◆ **Exercise prompt**
Return the whole listing, keeping every character the same.

◆ **Entries shown**

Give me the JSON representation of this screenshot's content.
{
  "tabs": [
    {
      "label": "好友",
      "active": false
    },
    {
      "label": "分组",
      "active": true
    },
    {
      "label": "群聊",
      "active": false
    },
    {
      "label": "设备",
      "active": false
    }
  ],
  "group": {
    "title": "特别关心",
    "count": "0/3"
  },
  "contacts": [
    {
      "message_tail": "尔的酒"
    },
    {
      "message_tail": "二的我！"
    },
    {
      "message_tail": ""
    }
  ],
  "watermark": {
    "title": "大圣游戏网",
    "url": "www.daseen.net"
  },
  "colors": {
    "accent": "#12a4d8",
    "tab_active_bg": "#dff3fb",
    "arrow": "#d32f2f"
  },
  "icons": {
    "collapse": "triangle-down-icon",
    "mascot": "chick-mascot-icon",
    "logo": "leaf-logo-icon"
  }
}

◆ **Answer in full**
Give me the JSON representation of this screenshot's content.
{
  "tabs": [
    {
      "label": "好友",
      "active": false
    },
    {
      "label": "分组",
      "active": true
    },
    {
      "label": "群聊",
      "active": false
    },
    {
      "label": "设备",
      "active": false
    }
  ],
  "group": {
    "title": "特别关心",
    "count": "0/3"
  },
  "contacts": [
    {
      "message_tail": "尔的酒"
    },
    {
      "message_tail": "二的我！"
    },
    {
      "message_tail": ""
    }
  ],
  "watermark": {
    "title": "大圣游戏网",
    "url": "www.daseen.net"
  },
  "colors": {
    "accent": "#12a4d8",
    "tab_active_bg": "#dff3fb",
    "arrow": "#d32f2f"
  },
  "icons": {
    "collapse": "triangle-down-icon",
    "mascot": "chick-mascot-icon",
    "logo": "leaf-logo-icon"
  }
}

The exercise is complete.